> REQUIREMENT
Return the full material exactly.

> Source data
------------------------------------------------------------------------

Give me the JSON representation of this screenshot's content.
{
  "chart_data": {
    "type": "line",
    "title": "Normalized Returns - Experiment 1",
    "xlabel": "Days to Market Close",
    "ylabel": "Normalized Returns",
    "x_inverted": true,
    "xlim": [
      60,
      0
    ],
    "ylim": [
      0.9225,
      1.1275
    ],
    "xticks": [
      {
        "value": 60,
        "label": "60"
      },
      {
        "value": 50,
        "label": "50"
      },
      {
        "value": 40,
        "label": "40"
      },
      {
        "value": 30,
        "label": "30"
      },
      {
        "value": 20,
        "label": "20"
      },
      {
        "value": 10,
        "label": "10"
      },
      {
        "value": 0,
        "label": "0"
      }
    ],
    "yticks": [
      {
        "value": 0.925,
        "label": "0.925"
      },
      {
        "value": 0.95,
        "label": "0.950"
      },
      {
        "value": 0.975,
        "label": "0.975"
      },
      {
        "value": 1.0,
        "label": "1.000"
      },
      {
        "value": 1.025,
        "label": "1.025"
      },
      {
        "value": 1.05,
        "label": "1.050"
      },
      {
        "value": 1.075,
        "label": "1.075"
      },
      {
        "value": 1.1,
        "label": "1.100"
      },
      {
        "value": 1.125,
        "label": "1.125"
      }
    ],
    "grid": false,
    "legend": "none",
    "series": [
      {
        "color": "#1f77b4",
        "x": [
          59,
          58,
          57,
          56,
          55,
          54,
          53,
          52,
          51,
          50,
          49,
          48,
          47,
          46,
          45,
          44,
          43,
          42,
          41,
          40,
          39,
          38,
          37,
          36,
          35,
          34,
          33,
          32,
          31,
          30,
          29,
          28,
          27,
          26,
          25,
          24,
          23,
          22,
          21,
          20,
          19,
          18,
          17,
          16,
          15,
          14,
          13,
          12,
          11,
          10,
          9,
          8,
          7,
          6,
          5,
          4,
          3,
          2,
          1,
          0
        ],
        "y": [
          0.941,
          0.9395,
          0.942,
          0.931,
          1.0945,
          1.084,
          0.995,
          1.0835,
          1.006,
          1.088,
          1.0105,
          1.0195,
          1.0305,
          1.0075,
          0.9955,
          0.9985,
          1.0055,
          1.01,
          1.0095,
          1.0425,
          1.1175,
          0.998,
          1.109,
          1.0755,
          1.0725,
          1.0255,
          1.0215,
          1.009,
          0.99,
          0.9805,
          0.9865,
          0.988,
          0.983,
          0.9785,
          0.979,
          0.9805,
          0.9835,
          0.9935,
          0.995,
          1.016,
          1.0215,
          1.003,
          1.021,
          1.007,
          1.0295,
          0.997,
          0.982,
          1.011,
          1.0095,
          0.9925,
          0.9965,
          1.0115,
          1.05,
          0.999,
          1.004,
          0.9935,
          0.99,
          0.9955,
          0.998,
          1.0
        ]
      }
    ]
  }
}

------------------------------------------------------------------------

> SOLUTION FOR THIS EXERCISE
Give me the JSON representation of this screenshot's content.
{
  "chart_data": {
    "type": "line",
    "title": "Normalized Returns - Experiment 1",
    "xlabel": "Days to Market Close",
    "ylabel": "Normalized Returns",
    "x_inverted": true,
    "xlim": [
      60,
      0
    ],
    "ylim": [
      0.9225,
      1.1275
    ],
    "xticks": [
      {
        "value": 60,
        "label": "60"
      },
      {
        "value": 50,
        "label": "50"
      },
      {
        "value": 40,
        "label": "40"
      },
      {
        "value": 30,
        "label": "30"
      },
      {
        "value": 20,
        "label": "20"
      },
      {
        "value": 10,
        "label": "10"
      },
      {
        "value": 0,
        "label": "0"
      }
    ],
    "yticks": [
      {
        "value": 0.925,
        "label": "0.925"
      },
      {
        "value": 0.95,
        "label": "0.950"
      },
      {
        "value": 0.975,
        "label": "0.975"
      },
      {
        "value": 1.0,
        "label": "1.000"
      },
      {
        "value": 1.025,
        "label": "1.025"
      },
      {
        "value": 1.05,
        "label": "1.050"
      },
      {
        "value": 1.075,
        "label": "1.075"
      },
      {
        "value": 1.1,
        "label": "1.100"
      },
      {
        "value": 1.125,
        "label": "1.125"
      }
    ],
    "grid": false,
    "legend": "none",
    "series": [
      {
        "color": "#1f77b4",
        "x": [
          59,
          58,
          57,
          56,
          55,
          54,
          53,
          52,
          51,
          50,
          49,
          48,
          47,
          46,
          45,
          44,
          43,
          42,
          41,
          40,
          39,
          38,
          37,
          36,
          35,
          34,
          33,
          32,
          31,
          30,
          29,
          28,
          27,
          26,
          25,
          24,
          23,
          22,
          21,
          20,
          19,
          18,
          17,
          16,
          15,
          14,
          13,
          12,
          11,
          10,
          9,
          8,
          7,
          6,
          5,
          4,
          3,
          2,
          1,
          0
        ],
        "y": [
          0.941,
          0.9395,
          0.942,
          0.931,
          1.0945,
          1.084,
          0.995,
          1.0835,
          1.006,
          1.088,
          1.0105,
          1.0195,
          1.0305,
          1.0075,
          0.9955,
          0.9985,
          1.0055,
          1.01,
          1.0095,
          1.0425,
          1.1175,
          0.998,
          1.109,
          1.0755,
          1.0725,
          1.0255,
          1.0215,
          1.009,
          0.99,
          0.9805,
          0.9865,
          0.988,
          0.983,
          0.9785,
          0.979,
          0.9805,
          0.9835,
          0.9935,
          0.995,
          1.016,
          1.0215,
          1.003,
          1.021,
          1.007,
          1.0295,
          0.997,
          0.982,
          1.011,
          1.0095,
          0.9925,
          0.9965,
          1.0115,
          1.05,
          0.999,
          1.004,
          0.9935,
          0.99,
          0.9955,
          0.998,
          1.0
        ]
      }
    ]
  }
}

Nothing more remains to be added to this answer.